• Brief:
Tally every line of the listing where the string "Congressional" is found, and state the total alone.

• Available data:
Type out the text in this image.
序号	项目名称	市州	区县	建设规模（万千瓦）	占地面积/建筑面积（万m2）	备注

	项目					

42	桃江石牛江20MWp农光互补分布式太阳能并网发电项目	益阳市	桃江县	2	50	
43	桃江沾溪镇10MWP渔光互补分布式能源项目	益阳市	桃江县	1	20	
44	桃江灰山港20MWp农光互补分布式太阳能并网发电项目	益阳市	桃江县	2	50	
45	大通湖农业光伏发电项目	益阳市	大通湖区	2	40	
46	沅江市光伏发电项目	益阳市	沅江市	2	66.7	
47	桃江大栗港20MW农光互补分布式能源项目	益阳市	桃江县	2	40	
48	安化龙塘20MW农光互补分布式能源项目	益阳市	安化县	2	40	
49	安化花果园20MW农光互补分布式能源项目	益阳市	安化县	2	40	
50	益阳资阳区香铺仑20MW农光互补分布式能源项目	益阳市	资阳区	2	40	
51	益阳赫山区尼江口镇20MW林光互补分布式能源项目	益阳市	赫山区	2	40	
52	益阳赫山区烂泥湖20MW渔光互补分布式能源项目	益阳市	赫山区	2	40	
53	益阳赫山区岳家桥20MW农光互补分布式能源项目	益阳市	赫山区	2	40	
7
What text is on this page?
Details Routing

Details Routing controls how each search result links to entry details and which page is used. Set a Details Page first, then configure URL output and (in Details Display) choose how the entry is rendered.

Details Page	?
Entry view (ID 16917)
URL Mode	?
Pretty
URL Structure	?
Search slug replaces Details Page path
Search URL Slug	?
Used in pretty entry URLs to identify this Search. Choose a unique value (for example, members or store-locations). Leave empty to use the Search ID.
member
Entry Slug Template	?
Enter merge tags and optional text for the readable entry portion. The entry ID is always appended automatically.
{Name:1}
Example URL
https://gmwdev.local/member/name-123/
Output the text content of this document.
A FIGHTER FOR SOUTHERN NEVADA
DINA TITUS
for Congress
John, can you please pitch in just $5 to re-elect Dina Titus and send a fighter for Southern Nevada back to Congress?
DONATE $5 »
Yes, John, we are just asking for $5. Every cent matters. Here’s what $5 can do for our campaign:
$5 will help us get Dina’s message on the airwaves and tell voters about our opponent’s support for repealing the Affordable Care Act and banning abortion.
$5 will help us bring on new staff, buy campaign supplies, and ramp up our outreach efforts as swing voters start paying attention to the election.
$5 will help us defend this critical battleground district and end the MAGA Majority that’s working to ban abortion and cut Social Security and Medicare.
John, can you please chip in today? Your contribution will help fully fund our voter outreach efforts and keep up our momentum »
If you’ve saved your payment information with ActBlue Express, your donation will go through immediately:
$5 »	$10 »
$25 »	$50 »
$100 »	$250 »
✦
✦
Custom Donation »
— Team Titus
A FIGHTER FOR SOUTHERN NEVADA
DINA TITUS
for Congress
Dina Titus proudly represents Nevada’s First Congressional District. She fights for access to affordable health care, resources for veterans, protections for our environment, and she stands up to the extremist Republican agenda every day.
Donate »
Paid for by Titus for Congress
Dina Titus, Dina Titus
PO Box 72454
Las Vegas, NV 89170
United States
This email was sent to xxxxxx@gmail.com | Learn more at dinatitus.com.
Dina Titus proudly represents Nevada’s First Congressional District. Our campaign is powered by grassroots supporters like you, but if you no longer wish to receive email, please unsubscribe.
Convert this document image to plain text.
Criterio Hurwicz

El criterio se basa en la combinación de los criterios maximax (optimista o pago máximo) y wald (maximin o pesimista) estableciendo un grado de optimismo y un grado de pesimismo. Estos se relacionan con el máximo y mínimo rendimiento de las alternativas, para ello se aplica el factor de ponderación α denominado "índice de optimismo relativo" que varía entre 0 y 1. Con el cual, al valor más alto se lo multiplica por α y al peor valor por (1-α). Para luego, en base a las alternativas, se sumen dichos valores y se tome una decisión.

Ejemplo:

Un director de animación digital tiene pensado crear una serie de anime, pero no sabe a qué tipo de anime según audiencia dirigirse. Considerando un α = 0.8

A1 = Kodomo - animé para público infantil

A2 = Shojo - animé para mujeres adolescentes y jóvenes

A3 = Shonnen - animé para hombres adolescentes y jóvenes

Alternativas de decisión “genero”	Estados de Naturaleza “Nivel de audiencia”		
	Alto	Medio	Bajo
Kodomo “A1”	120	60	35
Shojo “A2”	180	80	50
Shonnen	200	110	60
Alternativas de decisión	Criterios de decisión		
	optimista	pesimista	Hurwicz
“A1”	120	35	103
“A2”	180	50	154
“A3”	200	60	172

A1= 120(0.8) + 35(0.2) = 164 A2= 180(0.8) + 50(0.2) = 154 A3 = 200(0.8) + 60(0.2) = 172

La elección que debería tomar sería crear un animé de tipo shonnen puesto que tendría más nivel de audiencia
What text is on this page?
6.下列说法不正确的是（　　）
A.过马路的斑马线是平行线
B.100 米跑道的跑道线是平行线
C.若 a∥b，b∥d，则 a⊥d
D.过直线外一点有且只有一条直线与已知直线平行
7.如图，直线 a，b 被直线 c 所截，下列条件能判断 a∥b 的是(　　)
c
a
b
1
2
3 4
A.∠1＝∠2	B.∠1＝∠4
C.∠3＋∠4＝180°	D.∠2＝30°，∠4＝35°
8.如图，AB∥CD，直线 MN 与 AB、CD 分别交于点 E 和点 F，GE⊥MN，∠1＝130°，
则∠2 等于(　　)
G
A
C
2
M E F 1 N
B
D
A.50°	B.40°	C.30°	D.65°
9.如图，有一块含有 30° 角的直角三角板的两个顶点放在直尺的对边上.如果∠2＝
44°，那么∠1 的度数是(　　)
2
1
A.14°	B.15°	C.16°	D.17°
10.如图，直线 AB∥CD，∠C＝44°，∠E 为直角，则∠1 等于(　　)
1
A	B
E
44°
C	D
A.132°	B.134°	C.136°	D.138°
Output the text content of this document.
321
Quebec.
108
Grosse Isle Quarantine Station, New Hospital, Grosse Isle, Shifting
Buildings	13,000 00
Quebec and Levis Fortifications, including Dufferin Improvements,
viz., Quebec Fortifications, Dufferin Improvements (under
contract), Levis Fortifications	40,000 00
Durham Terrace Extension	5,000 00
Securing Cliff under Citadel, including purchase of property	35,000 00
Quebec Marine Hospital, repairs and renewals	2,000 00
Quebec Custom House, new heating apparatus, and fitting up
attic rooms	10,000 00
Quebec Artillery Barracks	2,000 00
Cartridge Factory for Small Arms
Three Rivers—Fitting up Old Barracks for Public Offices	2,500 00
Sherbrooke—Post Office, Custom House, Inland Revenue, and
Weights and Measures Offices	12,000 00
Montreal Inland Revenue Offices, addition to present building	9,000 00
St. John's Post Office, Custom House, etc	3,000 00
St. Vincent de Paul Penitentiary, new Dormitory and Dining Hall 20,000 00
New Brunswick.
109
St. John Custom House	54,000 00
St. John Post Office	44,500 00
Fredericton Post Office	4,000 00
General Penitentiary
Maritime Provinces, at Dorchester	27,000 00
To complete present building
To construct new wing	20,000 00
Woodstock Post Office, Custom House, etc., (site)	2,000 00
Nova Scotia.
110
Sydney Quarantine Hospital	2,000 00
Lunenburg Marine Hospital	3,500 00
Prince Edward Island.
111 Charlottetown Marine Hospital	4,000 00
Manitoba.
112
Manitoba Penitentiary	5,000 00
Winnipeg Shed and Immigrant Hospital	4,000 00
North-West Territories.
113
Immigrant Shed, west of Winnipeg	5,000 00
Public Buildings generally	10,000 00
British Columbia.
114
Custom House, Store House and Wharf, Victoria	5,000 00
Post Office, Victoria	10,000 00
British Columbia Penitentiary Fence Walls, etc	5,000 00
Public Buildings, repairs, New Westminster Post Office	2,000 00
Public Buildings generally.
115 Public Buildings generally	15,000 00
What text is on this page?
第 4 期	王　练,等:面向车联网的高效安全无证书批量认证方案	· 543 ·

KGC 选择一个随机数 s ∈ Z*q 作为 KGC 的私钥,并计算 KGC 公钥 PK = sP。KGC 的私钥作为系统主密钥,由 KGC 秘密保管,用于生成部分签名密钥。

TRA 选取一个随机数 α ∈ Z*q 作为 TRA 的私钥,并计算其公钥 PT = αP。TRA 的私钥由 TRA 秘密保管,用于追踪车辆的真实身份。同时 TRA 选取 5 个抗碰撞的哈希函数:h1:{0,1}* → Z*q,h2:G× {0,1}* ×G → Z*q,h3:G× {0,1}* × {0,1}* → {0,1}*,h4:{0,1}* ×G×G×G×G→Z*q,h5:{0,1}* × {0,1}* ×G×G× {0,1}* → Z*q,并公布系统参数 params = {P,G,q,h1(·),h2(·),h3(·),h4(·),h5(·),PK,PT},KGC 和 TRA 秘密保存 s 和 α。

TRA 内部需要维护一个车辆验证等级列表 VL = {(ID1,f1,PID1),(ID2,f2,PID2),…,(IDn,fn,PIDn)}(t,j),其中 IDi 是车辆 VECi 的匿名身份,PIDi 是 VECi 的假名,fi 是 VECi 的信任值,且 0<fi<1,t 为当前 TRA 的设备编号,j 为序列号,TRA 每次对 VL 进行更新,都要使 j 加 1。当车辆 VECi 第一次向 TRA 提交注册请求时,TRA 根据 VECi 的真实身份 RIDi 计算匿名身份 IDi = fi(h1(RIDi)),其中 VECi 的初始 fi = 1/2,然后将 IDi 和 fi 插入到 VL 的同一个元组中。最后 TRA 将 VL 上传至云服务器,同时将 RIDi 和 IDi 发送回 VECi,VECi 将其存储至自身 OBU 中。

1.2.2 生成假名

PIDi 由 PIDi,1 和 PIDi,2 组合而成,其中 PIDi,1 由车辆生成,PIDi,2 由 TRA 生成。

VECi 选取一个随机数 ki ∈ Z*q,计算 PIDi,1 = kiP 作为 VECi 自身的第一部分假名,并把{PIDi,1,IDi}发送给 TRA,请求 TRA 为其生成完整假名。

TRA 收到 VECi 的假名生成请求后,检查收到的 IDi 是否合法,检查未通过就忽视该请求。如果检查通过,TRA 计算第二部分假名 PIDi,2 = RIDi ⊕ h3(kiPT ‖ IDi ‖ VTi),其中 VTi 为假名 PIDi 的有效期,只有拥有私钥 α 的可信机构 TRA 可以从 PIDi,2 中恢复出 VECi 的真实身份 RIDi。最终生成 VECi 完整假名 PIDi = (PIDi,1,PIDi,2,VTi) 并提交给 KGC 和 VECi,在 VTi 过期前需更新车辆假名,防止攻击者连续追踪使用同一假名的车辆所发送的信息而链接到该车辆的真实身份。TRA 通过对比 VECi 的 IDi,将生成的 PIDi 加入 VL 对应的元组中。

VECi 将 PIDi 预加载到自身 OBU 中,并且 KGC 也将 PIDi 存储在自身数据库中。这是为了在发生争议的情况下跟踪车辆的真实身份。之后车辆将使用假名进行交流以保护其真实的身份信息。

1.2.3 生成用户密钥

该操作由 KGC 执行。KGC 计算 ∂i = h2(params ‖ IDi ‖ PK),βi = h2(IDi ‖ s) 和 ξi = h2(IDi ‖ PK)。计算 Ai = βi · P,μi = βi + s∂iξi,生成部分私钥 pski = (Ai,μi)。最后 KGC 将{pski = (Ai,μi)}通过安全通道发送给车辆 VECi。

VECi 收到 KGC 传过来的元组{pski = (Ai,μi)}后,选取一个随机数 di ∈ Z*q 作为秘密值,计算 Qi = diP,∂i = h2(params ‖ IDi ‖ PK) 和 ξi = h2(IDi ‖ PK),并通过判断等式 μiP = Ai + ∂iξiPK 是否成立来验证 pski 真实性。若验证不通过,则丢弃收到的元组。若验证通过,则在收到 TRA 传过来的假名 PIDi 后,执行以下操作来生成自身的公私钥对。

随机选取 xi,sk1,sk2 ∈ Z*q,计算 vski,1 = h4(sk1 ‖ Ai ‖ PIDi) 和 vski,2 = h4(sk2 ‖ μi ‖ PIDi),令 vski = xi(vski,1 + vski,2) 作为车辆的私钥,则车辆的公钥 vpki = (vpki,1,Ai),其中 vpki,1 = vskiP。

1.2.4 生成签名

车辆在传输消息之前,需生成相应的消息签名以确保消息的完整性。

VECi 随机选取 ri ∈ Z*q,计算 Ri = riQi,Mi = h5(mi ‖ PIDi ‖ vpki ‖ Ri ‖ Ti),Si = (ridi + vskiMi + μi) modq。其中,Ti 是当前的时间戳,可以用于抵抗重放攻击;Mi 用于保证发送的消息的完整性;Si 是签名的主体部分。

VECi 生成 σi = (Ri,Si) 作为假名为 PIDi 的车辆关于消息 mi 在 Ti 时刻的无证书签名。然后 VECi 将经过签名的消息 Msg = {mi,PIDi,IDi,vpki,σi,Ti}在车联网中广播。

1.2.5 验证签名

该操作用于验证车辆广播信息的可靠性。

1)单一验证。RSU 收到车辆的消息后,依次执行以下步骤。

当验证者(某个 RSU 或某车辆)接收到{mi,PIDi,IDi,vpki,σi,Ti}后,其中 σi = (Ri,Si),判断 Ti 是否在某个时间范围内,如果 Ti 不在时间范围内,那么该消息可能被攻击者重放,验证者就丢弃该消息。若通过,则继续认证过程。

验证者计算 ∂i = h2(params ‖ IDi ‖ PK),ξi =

• Written reply:
2